* What the task requires
Below are some records; return each one exactly.

** START **

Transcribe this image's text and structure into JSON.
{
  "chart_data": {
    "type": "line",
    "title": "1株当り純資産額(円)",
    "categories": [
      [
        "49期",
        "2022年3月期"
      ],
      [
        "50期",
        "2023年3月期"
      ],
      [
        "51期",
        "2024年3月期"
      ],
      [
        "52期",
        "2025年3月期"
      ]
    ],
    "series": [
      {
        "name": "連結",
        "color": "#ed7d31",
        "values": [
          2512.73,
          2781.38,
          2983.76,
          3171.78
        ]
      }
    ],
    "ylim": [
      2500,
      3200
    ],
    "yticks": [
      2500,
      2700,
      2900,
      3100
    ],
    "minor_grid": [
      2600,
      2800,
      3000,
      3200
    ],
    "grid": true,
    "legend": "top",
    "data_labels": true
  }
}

** END **

* Task answer
Transcribe this image's text and structure into JSON.
{
  "chart_data": {
    "type": "line",
    "title": "1株当り純資産額(円)",
    "categories": [
      [
        "49期",
        "2022年3月期"
      ],
      [
        "50期",
        "2023年3月期"
      ],
      [
        "51期",
        "2024年3月期"
      ],
      [
        "52期",
        "2025年3月期"
      ]
    ],
    "series": [
      {
        "name": "連結",
        "color": "#ed7d31",
        "values": [
          2512.73,
          2781.38,
          2983.76,
          3171.78
        ]
      }
    ],
    "ylim": [
      2500,
      3200
    ],
    "yticks": [
      2500,
      2700,
      2900,
      3100
    ],
    "minor_grid": [
      2600,
      2800,
      3000,
      3200
    ],
    "grid": true,
    "legend": "top",
    "data_labels": true
  }
}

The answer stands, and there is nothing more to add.